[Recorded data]
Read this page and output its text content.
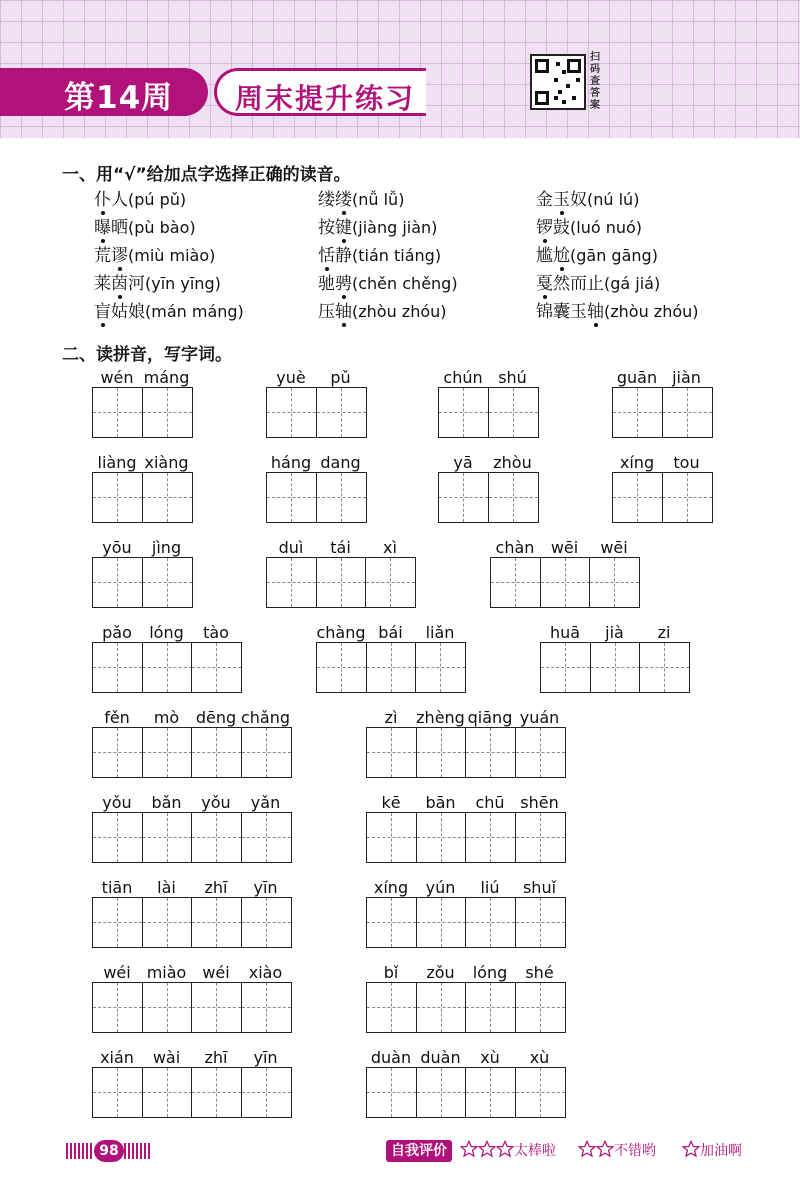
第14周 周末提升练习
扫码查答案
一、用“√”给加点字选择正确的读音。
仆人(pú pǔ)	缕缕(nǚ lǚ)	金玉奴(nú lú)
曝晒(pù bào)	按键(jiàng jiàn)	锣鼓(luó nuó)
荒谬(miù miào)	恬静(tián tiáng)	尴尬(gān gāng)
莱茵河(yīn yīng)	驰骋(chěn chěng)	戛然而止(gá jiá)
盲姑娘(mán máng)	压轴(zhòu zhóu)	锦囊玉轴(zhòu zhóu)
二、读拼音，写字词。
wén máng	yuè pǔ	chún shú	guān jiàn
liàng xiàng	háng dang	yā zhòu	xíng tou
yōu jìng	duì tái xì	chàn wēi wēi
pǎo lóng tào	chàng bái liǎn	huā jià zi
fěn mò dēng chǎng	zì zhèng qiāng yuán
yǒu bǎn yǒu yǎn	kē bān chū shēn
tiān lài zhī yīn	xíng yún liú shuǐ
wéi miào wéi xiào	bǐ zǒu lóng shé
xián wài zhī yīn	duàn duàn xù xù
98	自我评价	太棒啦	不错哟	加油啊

• _Challenge_
Leave the pictures out, and transcribe each of the records exactly.

• _Completed exercise_
Read this page and output its text content.
第14周 周末提升练习
扫码查答案
一、用“√”给加点字选择正确的读音。
仆人(pú pǔ)	缕缕(nǚ lǚ)	金玉奴(nú lú)
曝晒(pù bào)	按键(jiàng jiàn)	锣鼓(luó nuó)
荒谬(miù miào)	恬静(tián tiáng)	尴尬(gān gāng)
莱茵河(yīn yīng)	驰骋(chěn chěng)	戛然而止(gá jiá)
盲姑娘(mán máng)	压轴(zhòu zhóu)	锦囊玉轴(zhòu zhóu)
二、读拼音，写字词。
wén máng	yuè pǔ	chún shú	guān jiàn
liàng xiàng	háng dang	yā zhòu	xíng tou
yōu jìng	duì tái xì	chàn wēi wēi
pǎo lóng tào	chàng bái liǎn	huā jià zi
fěn mò dēng chǎng	zì zhèng qiāng yuán
yǒu bǎn yǒu yǎn	kē bān chū shēn
tiān lài zhī yīn	xíng yún liú shuǐ
wéi miào wéi xiào	bǐ zǒu lóng shé
xián wài zhī yīn	duàn duàn xù xù
98	自我评价	太棒啦	不错哟	加油啊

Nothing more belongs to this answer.